#### Information provided
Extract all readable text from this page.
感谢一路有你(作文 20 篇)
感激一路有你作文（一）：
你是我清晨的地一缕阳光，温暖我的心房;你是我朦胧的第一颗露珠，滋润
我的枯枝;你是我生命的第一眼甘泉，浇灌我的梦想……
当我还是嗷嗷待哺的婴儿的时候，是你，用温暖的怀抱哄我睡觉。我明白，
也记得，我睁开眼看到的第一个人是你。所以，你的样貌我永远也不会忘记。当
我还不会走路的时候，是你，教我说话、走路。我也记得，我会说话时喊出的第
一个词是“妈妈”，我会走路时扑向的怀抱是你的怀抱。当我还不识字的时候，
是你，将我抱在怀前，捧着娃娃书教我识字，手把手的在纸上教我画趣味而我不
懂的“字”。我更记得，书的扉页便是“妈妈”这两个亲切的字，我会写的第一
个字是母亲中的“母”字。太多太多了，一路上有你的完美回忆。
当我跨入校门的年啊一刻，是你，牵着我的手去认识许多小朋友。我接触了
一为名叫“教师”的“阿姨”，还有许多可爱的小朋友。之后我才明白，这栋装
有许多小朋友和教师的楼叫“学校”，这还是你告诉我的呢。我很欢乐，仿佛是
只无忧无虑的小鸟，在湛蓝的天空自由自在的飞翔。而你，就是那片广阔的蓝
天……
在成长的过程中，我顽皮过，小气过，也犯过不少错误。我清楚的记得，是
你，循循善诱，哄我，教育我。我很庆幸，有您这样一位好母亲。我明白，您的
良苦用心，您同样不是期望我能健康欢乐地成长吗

#### Do this
Make an exact copy of the listing, including every line.

#### Written answer
Extract all readable text from this page.
感谢一路有你(作文 20 篇)
感激一路有你作文（一）：
你是我清晨的地一缕阳光，温暖我的心房;你是我朦胧的第一颗露珠，滋润
我的枯枝;你是我生命的第一眼甘泉，浇灌我的梦想……
当我还是嗷嗷待哺的婴儿的时候，是你，用温暖的怀抱哄我睡觉。我明白，
也记得，我睁开眼看到的第一个人是你。所以，你的样貌我永远也不会忘记。当
我还不会走路的时候，是你，教我说话、走路。我也记得，我会说话时喊出的第
一个词是“妈妈”，我会走路时扑向的怀抱是你的怀抱。当我还不识字的时候，
是你，将我抱在怀前，捧着娃娃书教我识字，手把手的在纸上教我画趣味而我不
懂的“字”。我更记得，书的扉页便是“妈妈”这两个亲切的字，我会写的第一
个字是母亲中的“母”字。太多太多了，一路上有你的完美回忆。
当我跨入校门的年啊一刻，是你，牵着我的手去认识许多小朋友。我接触了
一为名叫“教师”的“阿姨”，还有许多可爱的小朋友。之后我才明白，这栋装
有许多小朋友和教师的楼叫“学校”，这还是你告诉我的呢。我很欢乐，仿佛是
只无忧无虑的小鸟，在湛蓝的天空自由自在的飞翔。而你，就是那片广阔的蓝
天……
在成长的过程中，我顽皮过，小气过，也犯过不少错误。我清楚的记得，是
你，循循善诱，哄我，教育我。我很庆幸，有您这样一位好母亲。我明白，您的
良苦用心，您同样不是期望我能健康欢乐地成长吗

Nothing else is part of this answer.